-- WHAT YOU ARE ASKED TO DO --
Among the lines listed below, count those that include the string "Stella", and state only the count.

--- INFORMATION PROVIDED ---

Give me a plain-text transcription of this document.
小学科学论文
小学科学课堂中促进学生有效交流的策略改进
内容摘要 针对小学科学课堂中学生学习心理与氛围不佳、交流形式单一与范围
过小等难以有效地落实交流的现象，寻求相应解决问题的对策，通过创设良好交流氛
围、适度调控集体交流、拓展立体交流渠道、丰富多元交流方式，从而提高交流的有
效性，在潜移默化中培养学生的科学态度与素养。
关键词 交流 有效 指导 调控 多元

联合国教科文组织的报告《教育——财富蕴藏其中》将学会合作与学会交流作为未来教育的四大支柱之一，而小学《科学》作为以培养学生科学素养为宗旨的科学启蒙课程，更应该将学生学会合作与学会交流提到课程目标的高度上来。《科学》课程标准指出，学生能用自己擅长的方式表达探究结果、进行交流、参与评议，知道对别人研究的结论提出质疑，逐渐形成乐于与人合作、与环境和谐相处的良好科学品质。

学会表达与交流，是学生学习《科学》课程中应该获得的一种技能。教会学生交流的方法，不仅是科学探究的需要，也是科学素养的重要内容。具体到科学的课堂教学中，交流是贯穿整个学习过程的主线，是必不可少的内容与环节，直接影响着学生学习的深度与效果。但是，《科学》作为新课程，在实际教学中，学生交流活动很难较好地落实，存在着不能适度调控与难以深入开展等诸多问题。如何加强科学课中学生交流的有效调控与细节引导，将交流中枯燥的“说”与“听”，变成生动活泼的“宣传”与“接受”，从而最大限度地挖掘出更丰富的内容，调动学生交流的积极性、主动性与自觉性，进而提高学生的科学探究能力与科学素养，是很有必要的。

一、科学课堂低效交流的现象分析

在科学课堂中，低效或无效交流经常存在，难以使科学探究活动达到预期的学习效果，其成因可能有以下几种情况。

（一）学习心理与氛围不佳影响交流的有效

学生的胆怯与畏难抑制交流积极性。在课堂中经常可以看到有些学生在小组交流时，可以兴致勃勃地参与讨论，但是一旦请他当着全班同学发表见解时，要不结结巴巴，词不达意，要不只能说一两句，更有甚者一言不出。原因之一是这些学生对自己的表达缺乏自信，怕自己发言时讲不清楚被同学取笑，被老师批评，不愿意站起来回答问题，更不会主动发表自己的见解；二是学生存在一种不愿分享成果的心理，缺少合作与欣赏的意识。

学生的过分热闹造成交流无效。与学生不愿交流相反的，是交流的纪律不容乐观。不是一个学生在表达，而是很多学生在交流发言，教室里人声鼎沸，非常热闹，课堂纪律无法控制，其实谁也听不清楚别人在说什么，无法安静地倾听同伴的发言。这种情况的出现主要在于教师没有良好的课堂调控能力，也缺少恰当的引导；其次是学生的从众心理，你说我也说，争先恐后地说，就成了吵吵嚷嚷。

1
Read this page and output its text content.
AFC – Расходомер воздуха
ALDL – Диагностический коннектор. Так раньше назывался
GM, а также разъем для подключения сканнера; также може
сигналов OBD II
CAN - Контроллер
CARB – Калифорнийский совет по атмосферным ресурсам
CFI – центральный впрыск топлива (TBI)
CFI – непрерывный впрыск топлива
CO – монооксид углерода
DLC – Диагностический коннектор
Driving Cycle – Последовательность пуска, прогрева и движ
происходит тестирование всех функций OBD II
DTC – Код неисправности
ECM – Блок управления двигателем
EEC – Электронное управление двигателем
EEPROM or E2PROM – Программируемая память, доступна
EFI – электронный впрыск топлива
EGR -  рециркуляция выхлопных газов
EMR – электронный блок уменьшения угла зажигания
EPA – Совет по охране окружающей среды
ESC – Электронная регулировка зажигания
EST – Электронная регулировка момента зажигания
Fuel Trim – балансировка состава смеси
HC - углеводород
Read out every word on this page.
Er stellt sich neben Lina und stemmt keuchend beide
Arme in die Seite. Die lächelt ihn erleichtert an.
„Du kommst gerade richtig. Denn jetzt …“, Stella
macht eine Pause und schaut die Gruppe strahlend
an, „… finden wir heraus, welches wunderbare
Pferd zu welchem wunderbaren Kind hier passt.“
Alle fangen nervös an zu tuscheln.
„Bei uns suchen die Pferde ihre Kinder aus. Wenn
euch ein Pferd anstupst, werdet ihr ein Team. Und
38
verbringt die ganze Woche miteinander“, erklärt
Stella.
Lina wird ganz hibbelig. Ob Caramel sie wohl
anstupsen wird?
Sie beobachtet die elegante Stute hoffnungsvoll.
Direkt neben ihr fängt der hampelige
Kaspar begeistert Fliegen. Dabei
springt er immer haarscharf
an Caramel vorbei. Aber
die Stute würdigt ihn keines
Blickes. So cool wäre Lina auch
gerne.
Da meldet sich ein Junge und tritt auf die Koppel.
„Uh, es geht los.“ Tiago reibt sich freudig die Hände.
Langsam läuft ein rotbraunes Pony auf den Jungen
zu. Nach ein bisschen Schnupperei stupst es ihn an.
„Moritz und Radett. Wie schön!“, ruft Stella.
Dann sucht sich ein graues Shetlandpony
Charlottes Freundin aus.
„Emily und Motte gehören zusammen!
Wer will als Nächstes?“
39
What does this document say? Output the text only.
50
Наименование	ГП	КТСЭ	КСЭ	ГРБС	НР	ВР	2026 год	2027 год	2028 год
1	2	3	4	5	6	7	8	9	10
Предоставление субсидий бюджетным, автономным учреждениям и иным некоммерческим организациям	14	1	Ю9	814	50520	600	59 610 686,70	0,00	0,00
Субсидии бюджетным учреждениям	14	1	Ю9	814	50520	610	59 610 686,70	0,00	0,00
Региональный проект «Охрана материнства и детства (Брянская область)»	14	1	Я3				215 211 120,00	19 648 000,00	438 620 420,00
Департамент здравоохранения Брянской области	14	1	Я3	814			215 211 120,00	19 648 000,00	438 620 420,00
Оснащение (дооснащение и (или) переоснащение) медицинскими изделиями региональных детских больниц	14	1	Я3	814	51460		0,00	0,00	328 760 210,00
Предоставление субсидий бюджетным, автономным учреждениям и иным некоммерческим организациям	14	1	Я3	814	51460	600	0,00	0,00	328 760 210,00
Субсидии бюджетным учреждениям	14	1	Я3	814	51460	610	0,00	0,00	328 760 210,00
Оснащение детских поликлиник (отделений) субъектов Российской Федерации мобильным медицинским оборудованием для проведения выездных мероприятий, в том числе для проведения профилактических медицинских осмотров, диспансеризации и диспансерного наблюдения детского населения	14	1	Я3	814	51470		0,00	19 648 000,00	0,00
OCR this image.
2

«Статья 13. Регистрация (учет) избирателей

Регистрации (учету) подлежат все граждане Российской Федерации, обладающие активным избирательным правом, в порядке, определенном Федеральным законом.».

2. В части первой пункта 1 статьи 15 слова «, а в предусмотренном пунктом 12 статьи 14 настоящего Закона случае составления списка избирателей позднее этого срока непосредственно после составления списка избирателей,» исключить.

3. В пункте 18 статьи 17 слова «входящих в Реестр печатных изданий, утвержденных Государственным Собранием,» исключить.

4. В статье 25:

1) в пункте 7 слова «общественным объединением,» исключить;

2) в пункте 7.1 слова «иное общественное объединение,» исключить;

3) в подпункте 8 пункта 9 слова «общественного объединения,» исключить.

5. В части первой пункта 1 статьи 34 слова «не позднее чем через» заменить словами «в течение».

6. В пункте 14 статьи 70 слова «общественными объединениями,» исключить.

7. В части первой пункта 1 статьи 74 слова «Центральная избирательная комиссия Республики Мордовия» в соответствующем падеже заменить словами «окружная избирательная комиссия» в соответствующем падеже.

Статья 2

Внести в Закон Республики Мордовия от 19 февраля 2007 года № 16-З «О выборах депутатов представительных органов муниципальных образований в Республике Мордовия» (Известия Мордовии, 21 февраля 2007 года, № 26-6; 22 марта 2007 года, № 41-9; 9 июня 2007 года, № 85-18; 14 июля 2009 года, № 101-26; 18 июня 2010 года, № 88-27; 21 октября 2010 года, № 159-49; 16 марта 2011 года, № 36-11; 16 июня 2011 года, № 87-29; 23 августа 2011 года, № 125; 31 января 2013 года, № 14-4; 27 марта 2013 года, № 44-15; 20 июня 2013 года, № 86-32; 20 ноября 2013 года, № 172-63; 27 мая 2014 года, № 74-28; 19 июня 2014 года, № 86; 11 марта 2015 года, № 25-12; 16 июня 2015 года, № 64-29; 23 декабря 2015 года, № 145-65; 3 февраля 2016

---

-- OUTPUT BELOW --
3